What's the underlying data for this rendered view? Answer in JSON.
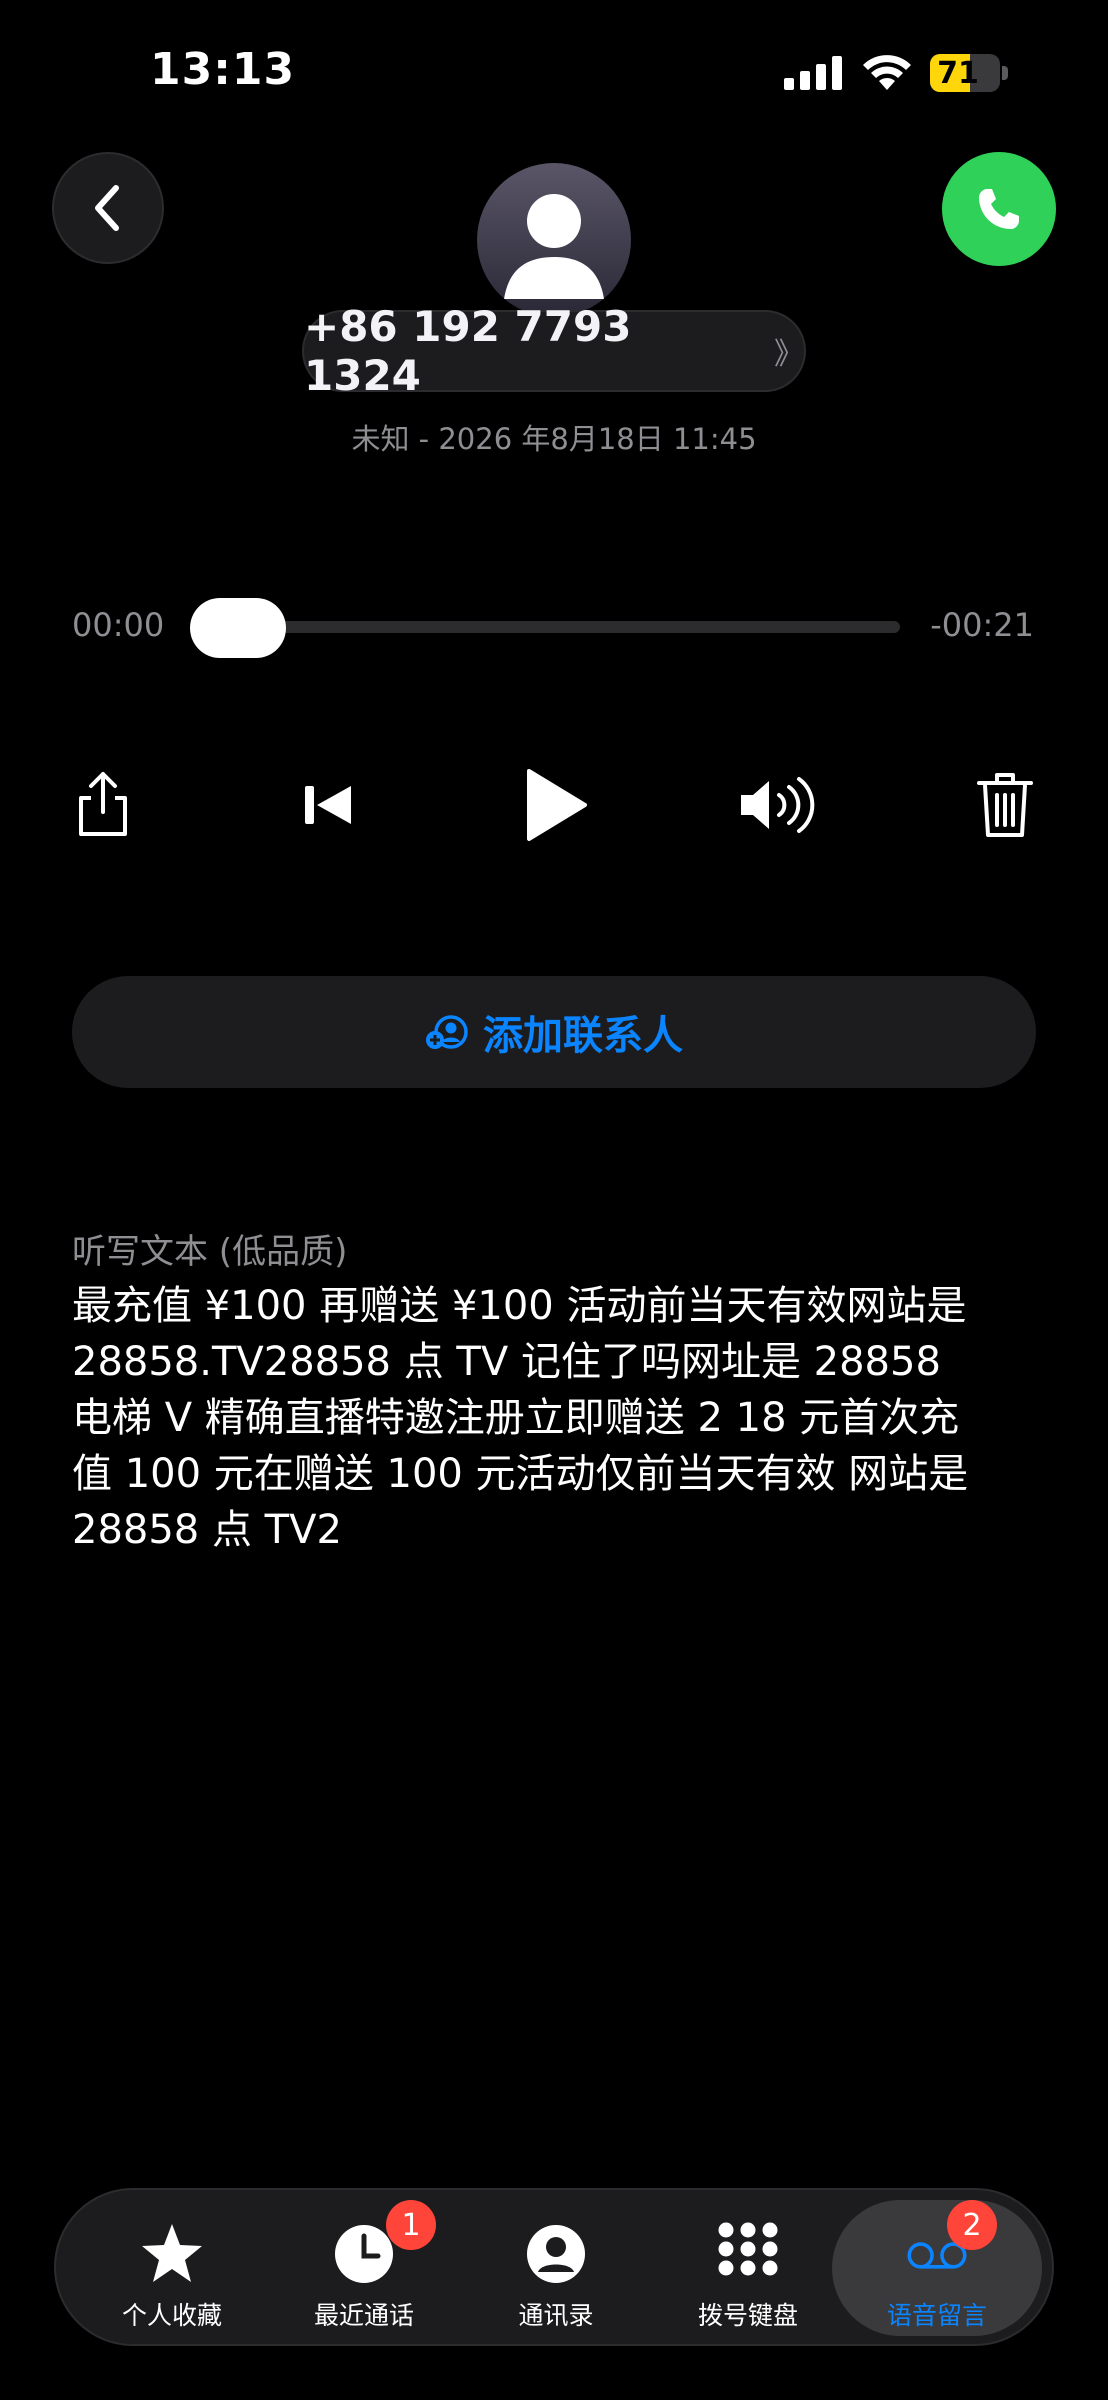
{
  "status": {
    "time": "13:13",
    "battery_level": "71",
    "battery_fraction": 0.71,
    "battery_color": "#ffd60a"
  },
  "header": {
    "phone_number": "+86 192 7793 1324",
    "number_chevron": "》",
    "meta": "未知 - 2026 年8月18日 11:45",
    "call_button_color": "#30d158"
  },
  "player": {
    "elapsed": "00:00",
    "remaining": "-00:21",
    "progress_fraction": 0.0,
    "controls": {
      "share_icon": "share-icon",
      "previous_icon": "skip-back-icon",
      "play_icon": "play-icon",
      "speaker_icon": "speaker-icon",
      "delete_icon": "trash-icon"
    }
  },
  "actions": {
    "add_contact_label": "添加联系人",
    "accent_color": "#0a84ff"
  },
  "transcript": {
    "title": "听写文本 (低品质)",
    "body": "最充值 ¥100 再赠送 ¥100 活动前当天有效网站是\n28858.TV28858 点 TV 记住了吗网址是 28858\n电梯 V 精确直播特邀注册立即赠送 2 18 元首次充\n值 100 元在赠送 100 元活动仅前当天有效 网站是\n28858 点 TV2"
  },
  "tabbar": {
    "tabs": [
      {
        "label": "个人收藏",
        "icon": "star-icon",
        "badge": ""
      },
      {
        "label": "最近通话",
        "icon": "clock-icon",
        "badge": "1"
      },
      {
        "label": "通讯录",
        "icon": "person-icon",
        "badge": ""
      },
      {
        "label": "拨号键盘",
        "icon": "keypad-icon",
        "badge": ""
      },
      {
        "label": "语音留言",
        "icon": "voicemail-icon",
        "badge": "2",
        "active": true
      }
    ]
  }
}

.....

Exercise - Make an exact copy of every entry above, minus the images.

Problem solution -
What's the underlying data for this rendered view? Answer in JSON.
{
  "status": {
    "time": "13:13",
    "battery_level": "71",
    "battery_fraction": 0.71,
    "battery_color": "#ffd60a"
  },
  "header": {
    "phone_number": "+86 192 7793 1324",
    "number_chevron": "》",
    "meta": "未知 - 2026 年8月18日 11:45",
    "call_button_color": "#30d158"
  },
  "player": {
    "elapsed": "00:00",
    "remaining": "-00:21",
    "progress_fraction": 0.0,
    "controls": {
      "share_icon": "share-icon",
      "previous_icon": "skip-back-icon",
      "play_icon": "play-icon",
      "speaker_icon": "speaker-icon",
      "delete_icon": "trash-icon"
    }
  },
  "actions": {
    "add_contact_label": "添加联系人",
    "accent_color": "#0a84ff"
  },
  "transcript": {
    "title": "听写文本 (低品质)",
    "body": "最充值 ¥100 再赠送 ¥100 活动前当天有效网站是\n28858.TV28858 点 TV 记住了吗网址是 28858\n电梯 V 精确直播特邀注册立即赠送 2 18 元首次充\n值 100 元在赠送 100 元活动仅前当天有效 网站是\n28858 点 TV2"
  },
  "tabbar": {
    "tabs": [
      {
        "label": "个人收藏",
        "icon": "star-icon",
        "badge": ""
      },
      {
        "label": "最近通话",
        "icon": "clock-icon",
        "badge": "1"
      },
      {
        "label": "通讯录",
        "icon": "person-icon",
        "badge": ""
      },
      {
        "label": "拨号键盘",
        "icon": "keypad-icon",
        "badge": ""
      },
      {
        "label": "语音留言",
        "icon": "voicemail-icon",
        "badge": "2",
        "active": true
      }
    ]
  }
}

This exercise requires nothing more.